DIRECTIONS FOR THIS TASK
Copy out every line in which the string "forward" occurs.

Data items
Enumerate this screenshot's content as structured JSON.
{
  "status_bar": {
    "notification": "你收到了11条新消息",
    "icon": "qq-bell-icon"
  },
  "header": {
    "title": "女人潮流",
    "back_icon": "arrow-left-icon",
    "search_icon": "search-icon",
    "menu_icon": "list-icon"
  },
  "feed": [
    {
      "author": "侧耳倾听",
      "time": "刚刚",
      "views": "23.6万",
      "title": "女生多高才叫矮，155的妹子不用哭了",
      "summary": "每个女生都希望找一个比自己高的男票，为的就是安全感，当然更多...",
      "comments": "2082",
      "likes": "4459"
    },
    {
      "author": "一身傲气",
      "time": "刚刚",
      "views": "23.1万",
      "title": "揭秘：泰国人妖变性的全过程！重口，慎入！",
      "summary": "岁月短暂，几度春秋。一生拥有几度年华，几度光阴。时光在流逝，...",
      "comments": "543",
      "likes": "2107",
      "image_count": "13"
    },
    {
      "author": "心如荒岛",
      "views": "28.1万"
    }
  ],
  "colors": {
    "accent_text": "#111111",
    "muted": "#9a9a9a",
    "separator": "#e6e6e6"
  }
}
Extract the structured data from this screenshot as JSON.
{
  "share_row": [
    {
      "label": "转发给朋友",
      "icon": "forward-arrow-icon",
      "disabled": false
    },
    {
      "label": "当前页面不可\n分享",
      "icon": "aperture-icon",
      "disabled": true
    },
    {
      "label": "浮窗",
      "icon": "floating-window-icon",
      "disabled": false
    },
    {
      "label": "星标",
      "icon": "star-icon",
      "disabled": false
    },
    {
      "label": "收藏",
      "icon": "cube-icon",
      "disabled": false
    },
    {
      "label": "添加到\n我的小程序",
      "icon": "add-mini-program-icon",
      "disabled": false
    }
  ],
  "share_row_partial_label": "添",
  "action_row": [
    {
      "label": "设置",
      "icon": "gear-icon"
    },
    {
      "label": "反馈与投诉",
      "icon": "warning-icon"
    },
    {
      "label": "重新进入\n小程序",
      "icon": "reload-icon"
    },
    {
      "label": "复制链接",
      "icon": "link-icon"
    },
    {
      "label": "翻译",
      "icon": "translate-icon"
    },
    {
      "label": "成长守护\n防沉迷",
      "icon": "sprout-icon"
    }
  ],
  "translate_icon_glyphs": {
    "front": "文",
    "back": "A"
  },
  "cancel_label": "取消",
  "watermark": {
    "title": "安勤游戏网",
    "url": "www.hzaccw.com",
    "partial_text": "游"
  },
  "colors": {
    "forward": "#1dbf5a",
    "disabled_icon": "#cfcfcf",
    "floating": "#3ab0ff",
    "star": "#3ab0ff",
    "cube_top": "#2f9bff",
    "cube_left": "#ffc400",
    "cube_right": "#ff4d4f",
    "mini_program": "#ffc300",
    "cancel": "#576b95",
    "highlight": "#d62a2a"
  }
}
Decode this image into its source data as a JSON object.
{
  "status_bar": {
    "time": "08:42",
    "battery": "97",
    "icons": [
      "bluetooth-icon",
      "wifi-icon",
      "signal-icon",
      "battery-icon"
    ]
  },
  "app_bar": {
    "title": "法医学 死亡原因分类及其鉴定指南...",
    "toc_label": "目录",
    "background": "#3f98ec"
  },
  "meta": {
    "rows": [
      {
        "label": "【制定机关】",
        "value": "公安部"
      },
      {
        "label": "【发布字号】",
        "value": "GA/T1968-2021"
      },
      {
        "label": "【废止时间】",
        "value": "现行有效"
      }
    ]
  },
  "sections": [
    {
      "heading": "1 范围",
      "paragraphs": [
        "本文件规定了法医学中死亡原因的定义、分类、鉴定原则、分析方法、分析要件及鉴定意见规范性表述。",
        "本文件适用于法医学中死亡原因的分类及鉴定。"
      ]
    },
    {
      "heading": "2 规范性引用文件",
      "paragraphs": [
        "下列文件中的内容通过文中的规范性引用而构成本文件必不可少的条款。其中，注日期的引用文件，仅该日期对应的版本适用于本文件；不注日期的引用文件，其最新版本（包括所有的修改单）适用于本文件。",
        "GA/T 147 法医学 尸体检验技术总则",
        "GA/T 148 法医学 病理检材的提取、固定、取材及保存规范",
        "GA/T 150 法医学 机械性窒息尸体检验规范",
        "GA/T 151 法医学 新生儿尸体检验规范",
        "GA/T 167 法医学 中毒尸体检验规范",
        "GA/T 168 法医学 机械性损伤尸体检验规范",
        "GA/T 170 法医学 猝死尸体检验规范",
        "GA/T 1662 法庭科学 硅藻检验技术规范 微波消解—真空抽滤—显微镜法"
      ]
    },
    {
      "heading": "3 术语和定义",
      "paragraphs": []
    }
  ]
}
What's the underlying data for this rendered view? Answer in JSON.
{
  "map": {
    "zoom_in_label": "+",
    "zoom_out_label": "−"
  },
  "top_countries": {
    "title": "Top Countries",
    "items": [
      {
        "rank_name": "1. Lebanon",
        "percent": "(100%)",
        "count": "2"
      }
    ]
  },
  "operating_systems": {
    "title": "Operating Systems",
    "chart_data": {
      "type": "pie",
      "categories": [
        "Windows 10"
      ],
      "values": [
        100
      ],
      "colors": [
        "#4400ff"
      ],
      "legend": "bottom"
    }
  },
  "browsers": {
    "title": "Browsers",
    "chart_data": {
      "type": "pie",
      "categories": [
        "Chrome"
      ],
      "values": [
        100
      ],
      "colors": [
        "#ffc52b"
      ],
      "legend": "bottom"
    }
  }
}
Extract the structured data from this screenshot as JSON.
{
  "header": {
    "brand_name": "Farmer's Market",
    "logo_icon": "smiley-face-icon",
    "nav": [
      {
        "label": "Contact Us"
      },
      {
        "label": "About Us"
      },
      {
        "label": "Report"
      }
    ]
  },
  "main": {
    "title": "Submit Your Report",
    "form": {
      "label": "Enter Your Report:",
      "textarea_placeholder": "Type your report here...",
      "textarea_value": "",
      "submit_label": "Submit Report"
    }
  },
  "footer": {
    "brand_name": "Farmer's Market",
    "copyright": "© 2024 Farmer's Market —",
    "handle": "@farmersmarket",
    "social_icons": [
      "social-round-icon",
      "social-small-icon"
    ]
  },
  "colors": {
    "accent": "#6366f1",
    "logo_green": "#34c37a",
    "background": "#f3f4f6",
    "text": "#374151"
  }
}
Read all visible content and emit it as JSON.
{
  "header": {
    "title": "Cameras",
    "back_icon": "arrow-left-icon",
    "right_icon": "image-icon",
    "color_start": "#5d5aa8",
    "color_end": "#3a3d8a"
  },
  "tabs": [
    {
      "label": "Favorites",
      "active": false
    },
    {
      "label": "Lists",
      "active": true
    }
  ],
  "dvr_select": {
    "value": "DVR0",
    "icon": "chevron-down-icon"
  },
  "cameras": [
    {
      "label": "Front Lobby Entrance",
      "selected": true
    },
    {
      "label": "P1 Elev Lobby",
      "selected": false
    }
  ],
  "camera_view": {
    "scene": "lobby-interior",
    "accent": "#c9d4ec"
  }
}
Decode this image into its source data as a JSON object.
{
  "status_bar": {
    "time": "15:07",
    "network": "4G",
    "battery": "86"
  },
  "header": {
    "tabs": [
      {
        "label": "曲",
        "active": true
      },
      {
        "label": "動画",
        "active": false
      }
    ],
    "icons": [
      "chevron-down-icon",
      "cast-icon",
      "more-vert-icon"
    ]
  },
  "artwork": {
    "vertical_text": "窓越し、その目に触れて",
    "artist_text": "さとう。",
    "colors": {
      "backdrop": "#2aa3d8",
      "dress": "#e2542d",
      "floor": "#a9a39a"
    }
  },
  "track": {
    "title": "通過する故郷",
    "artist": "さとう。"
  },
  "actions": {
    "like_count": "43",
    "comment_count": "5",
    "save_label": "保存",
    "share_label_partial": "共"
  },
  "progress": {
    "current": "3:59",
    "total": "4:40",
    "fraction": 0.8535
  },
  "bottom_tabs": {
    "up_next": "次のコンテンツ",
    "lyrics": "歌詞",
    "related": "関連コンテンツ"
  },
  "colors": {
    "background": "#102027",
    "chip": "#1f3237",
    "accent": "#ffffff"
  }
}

RESULT OF THE TASK
      "icon": "forward-arrow-icon",
    "forward": "#1dbf5a",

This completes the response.